▶ TASK STATEMENT
Quote all of the data exactly as given. Skip every picture it contains.

(Figure content listings)
◆ ◆ ◆ ◆ ◆ ◆ ◆
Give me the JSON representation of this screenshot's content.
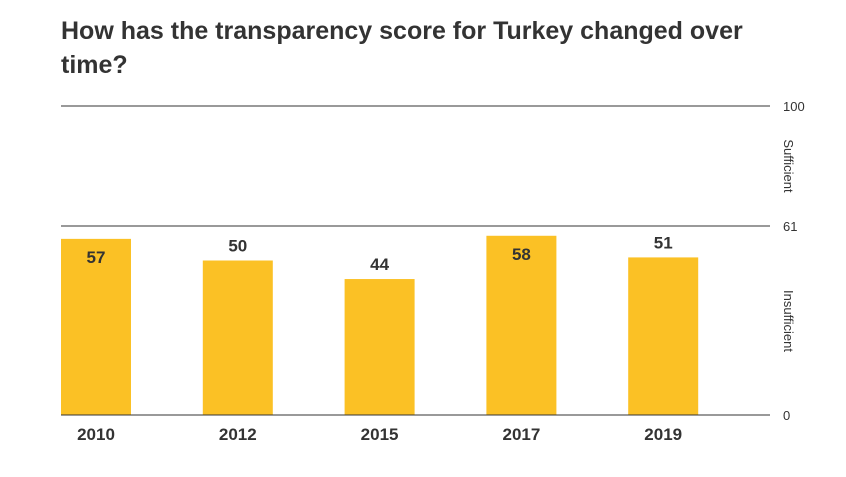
{
  "chart_data": {
    "type": "bar",
    "title": "How has the transparency score for Turkey changed over time?",
    "categories": [
      "2010",
      "2012",
      "2015",
      "2017",
      "2019"
    ],
    "values": [
      57,
      50,
      44,
      58,
      51
    ],
    "ylim": [
      0,
      100
    ],
    "threshold": 61,
    "y_ticks": [
      "0",
      "61",
      "100"
    ],
    "zones": [
      "Sufficient",
      "Insufficient"
    ],
    "bar_color": "#fbc125",
    "grid": true,
    "y_axis_position": "right"
  }
}
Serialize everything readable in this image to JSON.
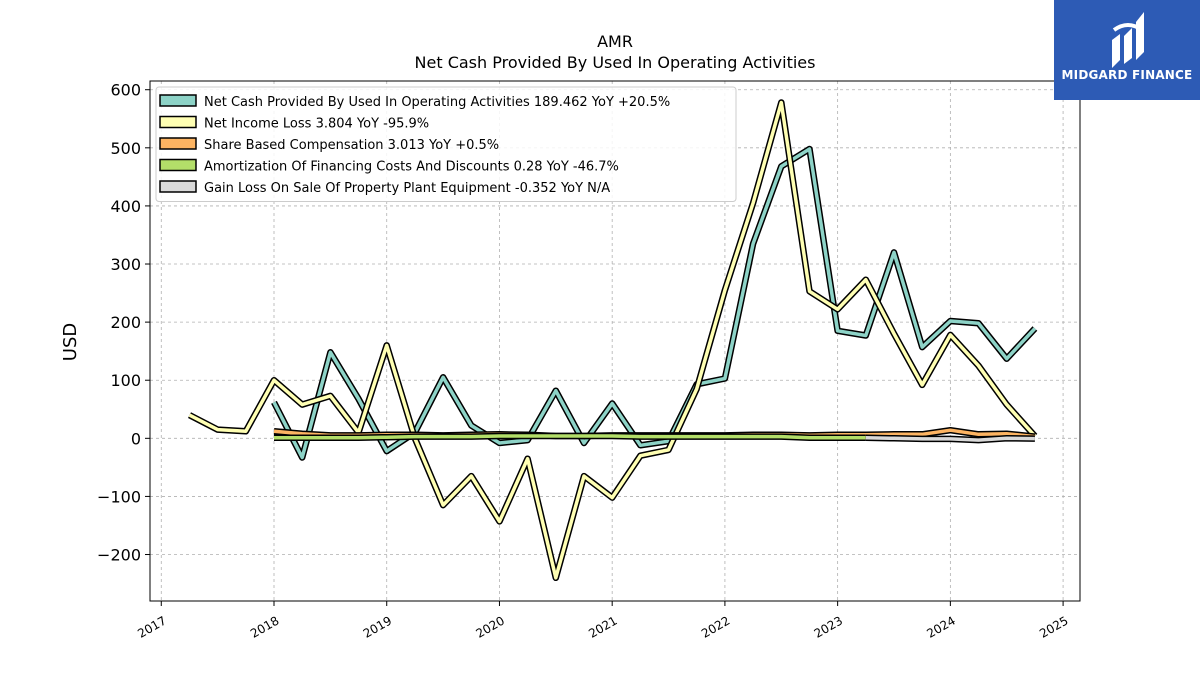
{
  "logo": {
    "text": "MIDGARD FINANCE"
  },
  "chart_data": {
    "type": "line",
    "title": "AMR",
    "subtitle": "Net Cash Provided By Used In Operating Activities",
    "ylabel": "USD",
    "xlabel": "",
    "xlim": [
      2016.9,
      2025.15
    ],
    "ylim": [
      -280,
      615
    ],
    "yticks": [
      -200,
      -100,
      0,
      100,
      200,
      300,
      400,
      500,
      600
    ],
    "yticklabels": [
      "−200",
      "−100",
      "0",
      "100",
      "200",
      "300",
      "400",
      "500",
      "600"
    ],
    "xticks": [
      2017,
      2018,
      2019,
      2020,
      2021,
      2022,
      2023,
      2024,
      2025
    ],
    "xticklabels": [
      "2017",
      "2018",
      "2019",
      "2020",
      "2021",
      "2022",
      "2023",
      "2024",
      "2025"
    ],
    "grid": true,
    "legend_position": "top-left",
    "series": [
      {
        "name": "Net Cash Provided By Used In Operating Activities",
        "legend": "Net Cash Provided By Used In Operating Activities  189.462 YoY +20.5%",
        "color": "#8dd3c7",
        "points": [
          [
            2018.0,
            62
          ],
          [
            2018.25,
            -33
          ],
          [
            2018.5,
            148
          ],
          [
            2018.75,
            68
          ],
          [
            2019.0,
            -22
          ],
          [
            2019.25,
            10
          ],
          [
            2019.5,
            105
          ],
          [
            2019.75,
            22
          ],
          [
            2020.0,
            -8
          ],
          [
            2020.25,
            -3
          ],
          [
            2020.5,
            82
          ],
          [
            2020.75,
            -8
          ],
          [
            2021.0,
            60
          ],
          [
            2021.25,
            -12
          ],
          [
            2021.5,
            -5
          ],
          [
            2021.75,
            93
          ],
          [
            2022.0,
            103
          ],
          [
            2022.25,
            335
          ],
          [
            2022.5,
            468
          ],
          [
            2022.75,
            498
          ],
          [
            2023.0,
            185
          ],
          [
            2023.25,
            177
          ],
          [
            2023.5,
            320
          ],
          [
            2023.75,
            157
          ],
          [
            2024.0,
            202
          ],
          [
            2024.25,
            198
          ],
          [
            2024.5,
            137
          ],
          [
            2024.75,
            189
          ]
        ]
      },
      {
        "name": "Net Income Loss",
        "legend": "Net Income Loss  3.804 YoY -95.9%",
        "color": "#ffffb3",
        "points": [
          [
            2017.25,
            40
          ],
          [
            2017.5,
            15
          ],
          [
            2017.75,
            12
          ],
          [
            2018.0,
            100
          ],
          [
            2018.25,
            58
          ],
          [
            2018.5,
            73
          ],
          [
            2018.75,
            10
          ],
          [
            2019.0,
            160
          ],
          [
            2019.25,
            0
          ],
          [
            2019.5,
            -115
          ],
          [
            2019.75,
            -65
          ],
          [
            2020.0,
            -143
          ],
          [
            2020.25,
            -35
          ],
          [
            2020.5,
            -240
          ],
          [
            2020.75,
            -65
          ],
          [
            2021.0,
            -102
          ],
          [
            2021.25,
            -30
          ],
          [
            2021.5,
            -20
          ],
          [
            2021.75,
            85
          ],
          [
            2022.0,
            255
          ],
          [
            2022.25,
            405
          ],
          [
            2022.5,
            578
          ],
          [
            2022.75,
            253
          ],
          [
            2023.0,
            222
          ],
          [
            2023.25,
            273
          ],
          [
            2023.5,
            180
          ],
          [
            2023.75,
            92
          ],
          [
            2024.0,
            178
          ],
          [
            2024.25,
            125
          ],
          [
            2024.5,
            58
          ],
          [
            2024.75,
            4
          ]
        ]
      },
      {
        "name": "Share Based Compensation",
        "legend": "Share Based Compensation  3.013 YoY +0.5%",
        "color": "#fdb462",
        "points": [
          [
            2018.0,
            12
          ],
          [
            2018.25,
            8
          ],
          [
            2018.5,
            5
          ],
          [
            2018.75,
            5
          ],
          [
            2019.0,
            6
          ],
          [
            2019.25,
            6
          ],
          [
            2019.5,
            5
          ],
          [
            2019.75,
            6
          ],
          [
            2020.0,
            7
          ],
          [
            2020.25,
            6
          ],
          [
            2020.5,
            4
          ],
          [
            2020.75,
            4
          ],
          [
            2021.0,
            5
          ],
          [
            2021.25,
            5
          ],
          [
            2021.5,
            5
          ],
          [
            2021.75,
            5
          ],
          [
            2022.0,
            5
          ],
          [
            2022.25,
            6
          ],
          [
            2022.5,
            6
          ],
          [
            2022.75,
            5
          ],
          [
            2023.0,
            6
          ],
          [
            2023.25,
            6
          ],
          [
            2023.5,
            7
          ],
          [
            2023.75,
            7
          ],
          [
            2024.0,
            14
          ],
          [
            2024.25,
            7
          ],
          [
            2024.5,
            8
          ],
          [
            2024.75,
            3
          ]
        ]
      },
      {
        "name": "Amortization Of Financing Costs And Discounts",
        "legend": "Amortization Of Financing Costs And Discounts  0.28 YoY -46.7%",
        "color": "#b3de69",
        "points": [
          [
            2018.0,
            1
          ],
          [
            2018.25,
            1
          ],
          [
            2018.5,
            1
          ],
          [
            2018.75,
            1
          ],
          [
            2019.0,
            2
          ],
          [
            2019.25,
            3
          ],
          [
            2019.5,
            3
          ],
          [
            2019.75,
            3
          ],
          [
            2020.0,
            4
          ],
          [
            2020.25,
            4
          ],
          [
            2020.5,
            4
          ],
          [
            2020.75,
            4
          ],
          [
            2021.0,
            4
          ],
          [
            2021.25,
            3
          ],
          [
            2021.5,
            3
          ],
          [
            2021.75,
            3
          ],
          [
            2022.0,
            3
          ],
          [
            2022.25,
            3
          ],
          [
            2022.5,
            3
          ],
          [
            2022.75,
            1
          ],
          [
            2023.0,
            1
          ],
          [
            2023.25,
            1
          ]
        ]
      },
      {
        "name": "Gain Loss On Sale Of Property Plant Equipment",
        "legend": "Gain Loss On Sale Of Property Plant Equipment  -0.352 YoY N/A",
        "color": "#d9d9d9",
        "points": [
          [
            2023.25,
            1
          ],
          [
            2023.5,
            0
          ],
          [
            2023.75,
            -1
          ],
          [
            2024.0,
            -1
          ],
          [
            2024.25,
            -3
          ],
          [
            2024.5,
            0
          ],
          [
            2024.75,
            -0.4
          ]
        ]
      }
    ]
  }
}
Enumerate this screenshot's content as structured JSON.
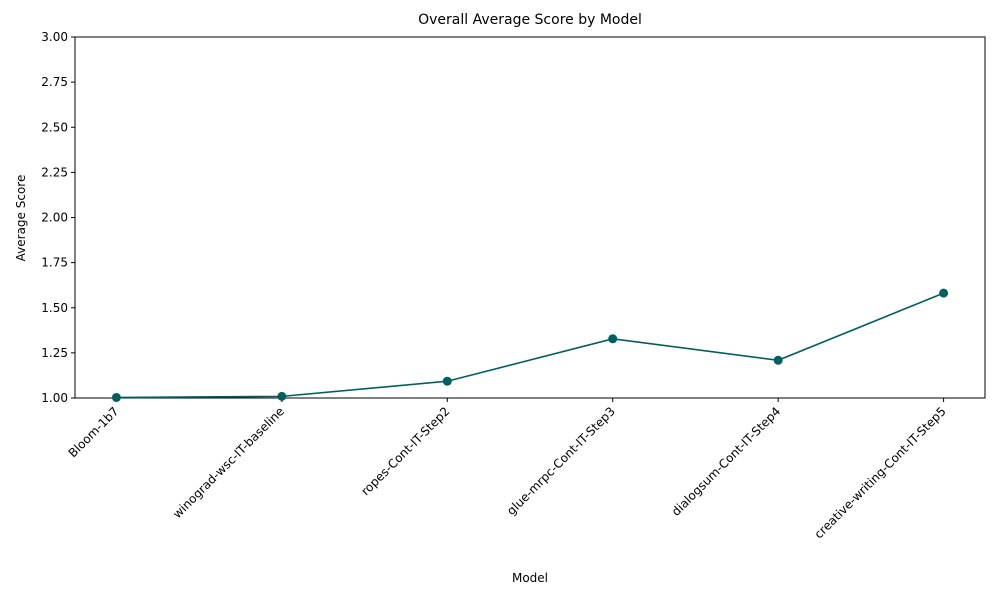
◆ ◆ ◆ ◆ ◆ ◆ ◆
▶ EXERCISE SOLUTION
Give me the JSON representation of this screenshot's content.
{
  "chart_data": {
    "type": "bar",
    "title": "How has the transparency score for Turkey changed over time?",
    "categories": [
      "2010",
      "2012",
      "2015",
      "2017",
      "2019"
    ],
    "values": [
      57,
      50,
      44,
      58,
      51
    ],
    "ylim": [
      0,
      100
    ],
    "threshold": 61,
    "y_ticks": [
      "0",
      "61",
      "100"
    ],
    "zones": [
      "Sufficient",
      "Insufficient"
    ],
    "bar_color": "#fbc125",
    "grid": true,
    "y_axis_position": "right"
  }
}
Serialize everything readable in this image to JSON.
{
  "logo": {
    "text": "MIDGARD FINANCE"
  },
  "chart_data": {
    "type": "line",
    "title": "AMR",
    "subtitle": "Net Cash Provided By Used In Operating Activities",
    "ylabel": "USD",
    "xlabel": "",
    "xlim": [
      2016.9,
      2025.15
    ],
    "ylim": [
      -280,
      615
    ],
    "yticks": [
      -200,
      -100,
      0,
      100,
      200,
      300,
      400,
      500,
      600
    ],
    "yticklabels": [
      "−200",
      "−100",
      "0",
      "100",
      "200",
      "300",
      "400",
      "500",
      "600"
    ],
    "xticks": [
      2017,
      2018,
      2019,
      2020,
      2021,
      2022,
      2023,
      2024,
      2025
    ],
    "xticklabels": [
      "2017",
      "2018",
      "2019",
      "2020",
      "2021",
      "2022",
      "2023",
      "2024",
      "2025"
    ],
    "grid": true,
    "legend_position": "top-left",
    "series": [
      {
        "name": "Net Cash Provided By Used In Operating Activities",
        "legend": "Net Cash Provided By Used In Operating Activities  189.462 YoY +20.5%",
        "color": "#8dd3c7",
        "points": [
          [
            2018.0,
            62
          ],
          [
            2018.25,
            -33
          ],
          [
            2018.5,
            148
          ],
          [
            2018.75,
            68
          ],
          [
            2019.0,
            -22
          ],
          [
            2019.25,
            10
          ],
          [
            2019.5,
            105
          ],
          [
            2019.75,
            22
          ],
          [
            2020.0,
            -8
          ],
          [
            2020.25,
            -3
          ],
          [
            2020.5,
            82
          ],
          [
            2020.75,
            -8
          ],
          [
            2021.0,
            60
          ],
          [
            2021.25,
            -12
          ],
          [
            2021.5,
            -5
          ],
          [
            2021.75,
            93
          ],
          [
            2022.0,
            103
          ],
          [
            2022.25,
            335
          ],
          [
            2022.5,
            468
          ],
          [
            2022.75,
            498
          ],
          [
            2023.0,
            185
          ],
          [
            2023.25,
            177
          ],
          [
            2023.5,
            320
          ],
          [
            2023.75,
            157
          ],
          [
            2024.0,
            202
          ],
          [
            2024.25,
            198
          ],
          [
            2024.5,
            137
          ],
          [
            2024.75,
            189
          ]
        ]
      },
      {
        "name": "Net Income Loss",
        "legend": "Net Income Loss  3.804 YoY -95.9%",
        "color": "#ffffb3",
        "points": [
          [
            2017.25,
            40
          ],
          [
            2017.5,
            15
          ],
          [
            2017.75,
            12
          ],
          [
            2018.0,
            100
          ],
          [
            2018.25,
            58
          ],
          [
            2018.5,
            73
          ],
          [
            2018.75,
            10
          ],
          [
            2019.0,
            160
          ],
          [
            2019.25,
            0
          ],
          [
            2019.5,
            -115
          ],
          [
            2019.75,
            -65
          ],
          [
            2020.0,
            -143
          ],
          [
            2020.25,
            -35
          ],
          [
            2020.5,
            -240
          ],
          [
            2020.75,
            -65
          ],
          [
            2021.0,
            -102
          ],
          [
            2021.25,
            -30
          ],
          [
            2021.5,
            -20
          ],
          [
            2021.75,
            85
          ],
          [
            2022.0,
            255
          ],
          [
            2022.25,
            405
          ],
          [
            2022.5,
            578
          ],
          [
            2022.75,
            253
          ],
          [
            2023.0,
            222
          ],
          [
            2023.25,
            273
          ],
          [
            2023.5,
            180
          ],
          [
            2023.75,
            92
          ],
          [
            2024.0,
            178
          ],
          [
            2024.25,
            125
          ],
          [
            2024.5,
            58
          ],
          [
            2024.75,
            4
          ]
        ]
      },
      {
        "name": "Share Based Compensation",
        "legend": "Share Based Compensation  3.013 YoY +0.5%",
        "color": "#fdb462",
        "points": [
          [
            2018.0,
            12
          ],
          [
            2018.25,
            8
          ],
          [
            2018.5,
            5
          ],
          [
            2018.75,
            5
          ],
          [
            2019.0,
            6
          ],
          [
            2019.25,
            6
          ],
          [
            2019.5,
            5
          ],
          [
            2019.75,
            6
          ],
          [
            2020.0,
            7
          ],
          [
            2020.25,
            6
          ],
          [
            2020.5,
            4
          ],
          [
            2020.75,
            4
          ],
          [
            2021.0,
            5
          ],
          [
            2021.25,
            5
          ],
          [
            2021.5,
            5
          ],
          [
            2021.75,
            5
          ],
          [
            2022.0,
            5
          ],
          [
            2022.25,
            6
          ],
          [
            2022.5,
            6
          ],
          [
            2022.75,
            5
          ],
          [
            2023.0,
            6
          ],
          [
            2023.25,
            6
          ],
          [
            2023.5,
            7
          ],
          [
            2023.75,
            7
          ],
          [
            2024.0,
            14
          ],
          [
            2024.25,
            7
          ],
          [
            2024.5,
            8
          ],
          [
            2024.75,
            3
          ]
        ]
      },
      {
        "name": "Amortization Of Financing Costs And Discounts",
        "legend": "Amortization Of Financing Costs And Discounts  0.28 YoY -46.7%",
        "color": "#b3de69",
        "points": [
          [
            2018.0,
            1
          ],
          [
            2018.25,
            1
          ],
          [
            2018.5,
            1
          ],
          [
            2018.75,
            1
          ],
          [
            2019.0,
            2
          ],
          [
            2019.25,
            3
          ],
          [
            2019.5,
            3
          ],
          [
            2019.75,
            3
          ],
          [
            2020.0,
            4
          ],
          [
            2020.25,
            4
          ],
          [
            2020.5,
            4
          ],
          [
            2020.75,
            4
          ],
          [
            2021.0,
            4
          ],
          [
            2021.25,
            3
          ],
          [
            2021.5,
            3
          ],
          [
            2021.75,
            3
          ],
          [
            2022.0,
            3
          ],
          [
            2022.25,
            3
          ],
          [
            2022.5,
            3
          ],
          [
            2022.75,
            1
          ],
          [
            2023.0,
            1
          ],
          [
            2023.25,
            1
          ]
        ]
      },
      {
        "name": "Gain Loss On Sale Of Property Plant Equipment",
        "legend": "Gain Loss On Sale Of Property Plant Equipment  -0.352 YoY N/A",
        "color": "#d9d9d9",
        "points": [
          [
            2023.25,
            1
          ],
          [
            2023.5,
            0
          ],
          [
            2023.75,
            -1
          ],
          [
            2024.0,
            -1
          ],
          [
            2024.25,
            -3
          ],
          [
            2024.5,
            0
          ],
          [
            2024.75,
            -0.4
          ]
        ]
      }
    ]
  }
}
Enumerate this screenshot's content as structured JSON.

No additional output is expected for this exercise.